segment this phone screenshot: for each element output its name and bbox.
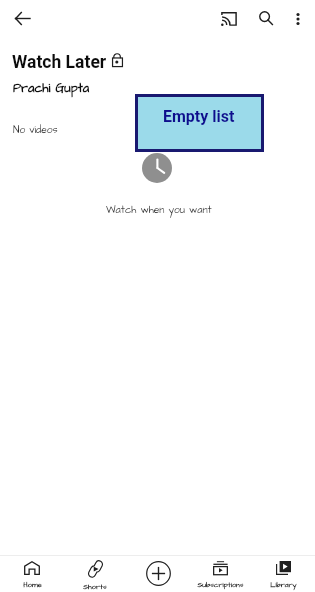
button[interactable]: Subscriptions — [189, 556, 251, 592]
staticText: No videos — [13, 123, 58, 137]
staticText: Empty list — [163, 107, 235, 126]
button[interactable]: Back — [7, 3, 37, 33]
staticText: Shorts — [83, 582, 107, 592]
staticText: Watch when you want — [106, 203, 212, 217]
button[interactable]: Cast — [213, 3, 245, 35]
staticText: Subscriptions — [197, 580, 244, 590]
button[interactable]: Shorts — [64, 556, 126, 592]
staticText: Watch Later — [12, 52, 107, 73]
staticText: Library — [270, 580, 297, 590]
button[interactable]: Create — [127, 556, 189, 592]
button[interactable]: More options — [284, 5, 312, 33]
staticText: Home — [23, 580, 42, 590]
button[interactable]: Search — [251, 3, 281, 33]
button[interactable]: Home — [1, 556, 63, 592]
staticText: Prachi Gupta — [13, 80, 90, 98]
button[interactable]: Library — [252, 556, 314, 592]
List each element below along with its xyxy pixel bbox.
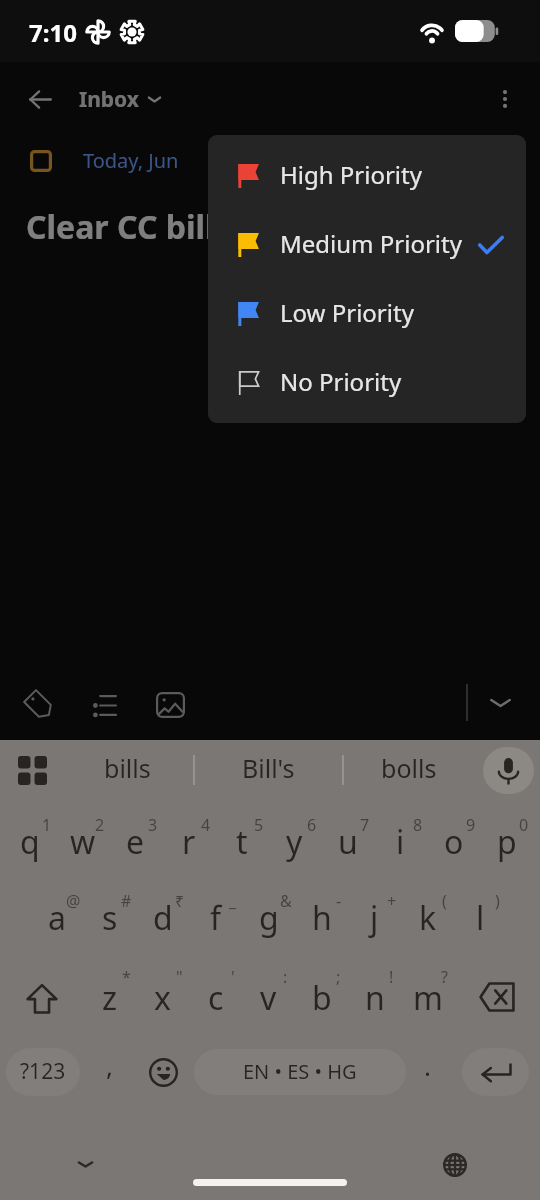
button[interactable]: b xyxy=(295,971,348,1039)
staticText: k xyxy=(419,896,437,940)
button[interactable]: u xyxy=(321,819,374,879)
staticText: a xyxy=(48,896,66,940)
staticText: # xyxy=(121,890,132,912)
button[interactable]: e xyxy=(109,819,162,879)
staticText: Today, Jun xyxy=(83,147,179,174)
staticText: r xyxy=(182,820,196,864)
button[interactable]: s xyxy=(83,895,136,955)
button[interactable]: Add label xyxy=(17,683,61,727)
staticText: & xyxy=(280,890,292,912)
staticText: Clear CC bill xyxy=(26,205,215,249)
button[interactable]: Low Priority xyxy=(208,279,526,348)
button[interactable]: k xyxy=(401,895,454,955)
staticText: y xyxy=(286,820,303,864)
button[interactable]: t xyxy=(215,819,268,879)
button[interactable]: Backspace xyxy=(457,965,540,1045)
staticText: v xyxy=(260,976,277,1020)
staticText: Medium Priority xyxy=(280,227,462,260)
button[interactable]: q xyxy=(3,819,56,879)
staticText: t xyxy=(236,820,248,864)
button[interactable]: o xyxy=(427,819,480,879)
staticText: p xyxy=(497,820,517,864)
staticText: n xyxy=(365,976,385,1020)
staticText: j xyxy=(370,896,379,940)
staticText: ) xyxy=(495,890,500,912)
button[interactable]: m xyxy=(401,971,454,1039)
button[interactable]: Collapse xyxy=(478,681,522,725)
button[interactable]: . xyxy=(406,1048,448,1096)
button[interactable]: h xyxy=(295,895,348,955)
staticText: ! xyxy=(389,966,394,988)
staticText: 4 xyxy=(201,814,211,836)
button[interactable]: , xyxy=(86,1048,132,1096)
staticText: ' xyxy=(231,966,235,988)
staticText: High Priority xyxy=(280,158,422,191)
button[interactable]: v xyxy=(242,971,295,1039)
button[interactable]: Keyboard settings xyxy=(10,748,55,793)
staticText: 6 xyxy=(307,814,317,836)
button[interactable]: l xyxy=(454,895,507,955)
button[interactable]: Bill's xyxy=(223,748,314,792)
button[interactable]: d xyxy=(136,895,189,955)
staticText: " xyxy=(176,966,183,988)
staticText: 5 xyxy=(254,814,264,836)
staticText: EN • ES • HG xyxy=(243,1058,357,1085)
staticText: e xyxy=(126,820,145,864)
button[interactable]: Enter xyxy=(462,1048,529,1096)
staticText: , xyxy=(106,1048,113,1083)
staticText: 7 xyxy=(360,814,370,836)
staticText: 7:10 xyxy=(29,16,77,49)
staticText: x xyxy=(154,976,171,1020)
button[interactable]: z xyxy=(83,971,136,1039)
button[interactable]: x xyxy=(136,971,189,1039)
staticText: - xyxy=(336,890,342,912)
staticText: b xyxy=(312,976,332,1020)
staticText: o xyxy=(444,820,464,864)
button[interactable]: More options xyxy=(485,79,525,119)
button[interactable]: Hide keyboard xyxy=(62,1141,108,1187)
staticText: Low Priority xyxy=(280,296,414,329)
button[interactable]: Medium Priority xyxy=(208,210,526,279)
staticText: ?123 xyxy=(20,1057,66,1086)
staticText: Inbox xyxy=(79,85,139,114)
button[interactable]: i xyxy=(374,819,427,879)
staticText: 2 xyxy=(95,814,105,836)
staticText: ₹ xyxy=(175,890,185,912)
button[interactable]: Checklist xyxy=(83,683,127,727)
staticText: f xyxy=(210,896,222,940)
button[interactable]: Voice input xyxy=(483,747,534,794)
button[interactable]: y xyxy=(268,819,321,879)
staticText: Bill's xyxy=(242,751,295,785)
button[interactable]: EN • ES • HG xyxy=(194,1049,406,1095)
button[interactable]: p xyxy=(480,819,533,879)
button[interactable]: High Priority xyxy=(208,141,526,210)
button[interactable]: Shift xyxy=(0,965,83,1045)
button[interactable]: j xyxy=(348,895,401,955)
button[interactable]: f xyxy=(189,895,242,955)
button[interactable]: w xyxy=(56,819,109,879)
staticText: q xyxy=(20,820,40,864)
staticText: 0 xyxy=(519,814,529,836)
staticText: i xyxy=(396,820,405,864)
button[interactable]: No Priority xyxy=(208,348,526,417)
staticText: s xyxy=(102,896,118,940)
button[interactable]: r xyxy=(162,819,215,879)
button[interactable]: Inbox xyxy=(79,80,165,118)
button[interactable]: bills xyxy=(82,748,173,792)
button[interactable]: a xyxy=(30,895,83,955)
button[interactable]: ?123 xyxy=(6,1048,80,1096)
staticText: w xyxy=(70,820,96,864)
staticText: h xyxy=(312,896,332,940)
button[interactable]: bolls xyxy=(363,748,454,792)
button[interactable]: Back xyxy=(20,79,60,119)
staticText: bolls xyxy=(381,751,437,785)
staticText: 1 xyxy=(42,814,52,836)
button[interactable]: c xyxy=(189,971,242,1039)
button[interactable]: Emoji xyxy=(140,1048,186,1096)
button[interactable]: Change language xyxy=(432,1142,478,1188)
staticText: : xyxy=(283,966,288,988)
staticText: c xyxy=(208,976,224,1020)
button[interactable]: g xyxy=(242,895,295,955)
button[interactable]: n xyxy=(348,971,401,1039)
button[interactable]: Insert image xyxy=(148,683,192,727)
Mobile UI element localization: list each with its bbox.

◇ ◇ ◇

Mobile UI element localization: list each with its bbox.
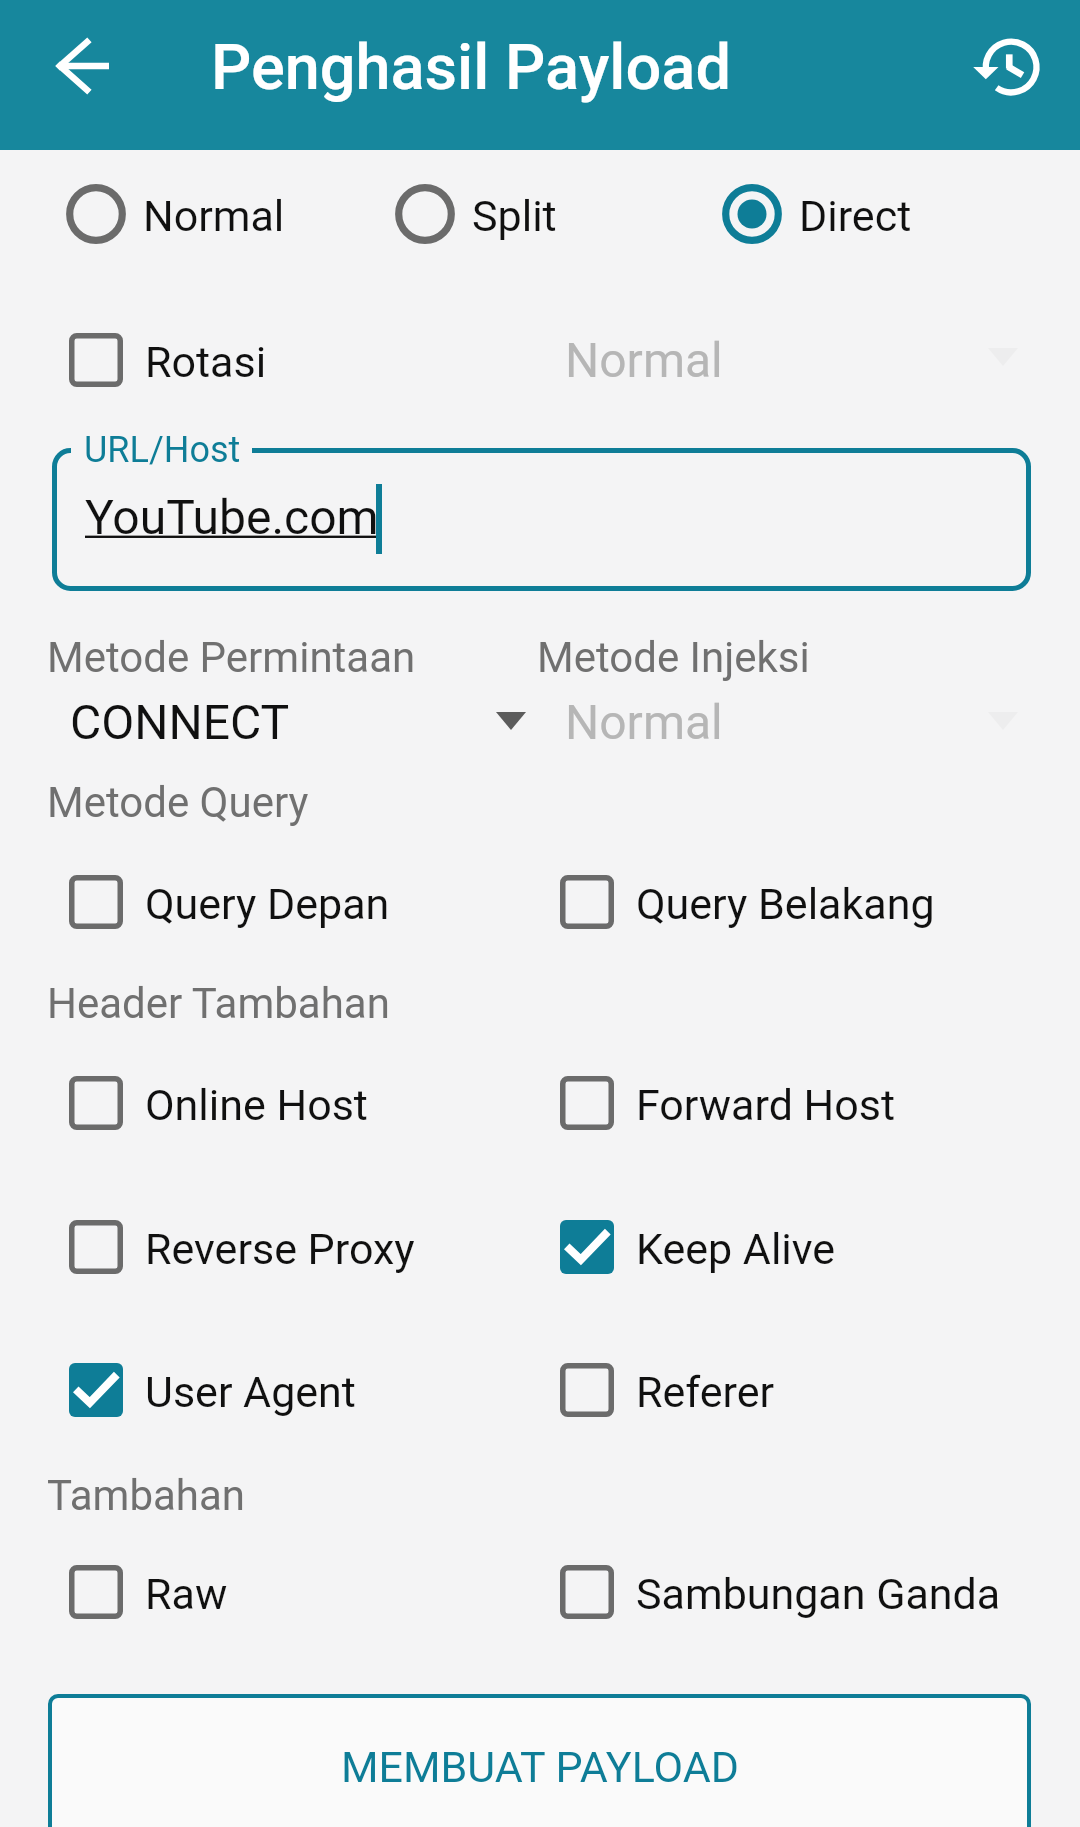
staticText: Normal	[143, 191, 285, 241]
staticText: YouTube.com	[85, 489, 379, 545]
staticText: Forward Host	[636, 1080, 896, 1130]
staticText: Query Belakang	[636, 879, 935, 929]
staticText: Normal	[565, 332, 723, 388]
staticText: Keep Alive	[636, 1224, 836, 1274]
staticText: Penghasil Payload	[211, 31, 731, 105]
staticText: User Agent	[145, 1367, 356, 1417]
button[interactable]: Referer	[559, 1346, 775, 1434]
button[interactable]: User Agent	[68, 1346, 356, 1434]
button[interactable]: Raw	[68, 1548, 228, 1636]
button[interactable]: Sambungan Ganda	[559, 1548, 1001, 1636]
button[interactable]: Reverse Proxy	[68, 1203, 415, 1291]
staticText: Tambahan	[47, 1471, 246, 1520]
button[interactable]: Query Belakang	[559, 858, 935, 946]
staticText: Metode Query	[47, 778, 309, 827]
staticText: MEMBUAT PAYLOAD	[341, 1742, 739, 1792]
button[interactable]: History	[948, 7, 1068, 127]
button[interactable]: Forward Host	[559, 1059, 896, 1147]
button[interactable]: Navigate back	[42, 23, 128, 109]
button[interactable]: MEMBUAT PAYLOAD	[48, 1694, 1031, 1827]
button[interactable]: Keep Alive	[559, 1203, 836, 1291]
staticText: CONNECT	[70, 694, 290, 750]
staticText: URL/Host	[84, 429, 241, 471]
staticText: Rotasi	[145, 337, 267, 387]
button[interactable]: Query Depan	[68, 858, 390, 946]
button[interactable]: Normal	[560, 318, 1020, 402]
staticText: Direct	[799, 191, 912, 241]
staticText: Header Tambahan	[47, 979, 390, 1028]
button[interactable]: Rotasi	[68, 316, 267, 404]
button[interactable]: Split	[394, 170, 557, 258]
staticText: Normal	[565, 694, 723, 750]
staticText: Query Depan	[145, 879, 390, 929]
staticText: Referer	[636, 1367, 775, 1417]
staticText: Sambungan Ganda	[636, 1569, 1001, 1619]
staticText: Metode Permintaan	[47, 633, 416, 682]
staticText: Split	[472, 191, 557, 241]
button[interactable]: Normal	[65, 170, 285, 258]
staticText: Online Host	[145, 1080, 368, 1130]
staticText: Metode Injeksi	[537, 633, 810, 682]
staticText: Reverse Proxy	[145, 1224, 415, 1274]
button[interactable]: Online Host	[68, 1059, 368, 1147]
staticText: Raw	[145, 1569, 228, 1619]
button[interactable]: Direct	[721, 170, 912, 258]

◇ ◇ ◇

• **Aufgabenstellung**: Aktualisiere in der Auflistung die Zeilen ab der Zeile mit „191, 285, 241]“ bis einschließlich der Zeile mit „337, 267, 387]“, indem du „Keep Alive“ durch „Keep-Alive“ ersetzt. Gib nur diese Zeilen wieder und lass alles andere darin unverändert.

• **Ergebnis**:
staticText: Normal	[143, 191, 285, 241]
staticText: YouTube.com	[85, 489, 379, 545]
staticText: Forward Host	[636, 1080, 896, 1130]
staticText: Query Belakang	[636, 879, 935, 929]
staticText: Normal	[565, 332, 723, 388]
staticText: Keep-Alive	[636, 1224, 836, 1274]
staticText: Penghasil Payload	[211, 31, 731, 105]
staticText: User Agent	[145, 1367, 356, 1417]
button[interactable]: Referer	[559, 1346, 775, 1434]
button[interactable]: User Agent	[68, 1346, 356, 1434]
button[interactable]: Raw	[68, 1548, 228, 1636]
button[interactable]: Sambungan Ganda	[559, 1548, 1001, 1636]
button[interactable]: Reverse Proxy	[68, 1203, 415, 1291]
staticText: Tambahan	[47, 1471, 246, 1520]
button[interactable]: Query Belakang	[559, 858, 935, 946]
staticText: Metode Query	[47, 778, 309, 827]
staticText: MEMBUAT PAYLOAD	[341, 1742, 739, 1792]
button[interactable]: History	[948, 7, 1068, 127]
button[interactable]: Forward Host	[559, 1059, 896, 1147]
button[interactable]: Navigate back	[42, 23, 128, 109]
button[interactable]: MEMBUAT PAYLOAD	[48, 1694, 1031, 1827]
button[interactable]: Keep-Alive	[559, 1203, 836, 1291]
staticText: CONNECT	[70, 694, 290, 750]
staticText: URL/Host	[84, 429, 241, 471]
staticText: Rotasi	[145, 337, 267, 387]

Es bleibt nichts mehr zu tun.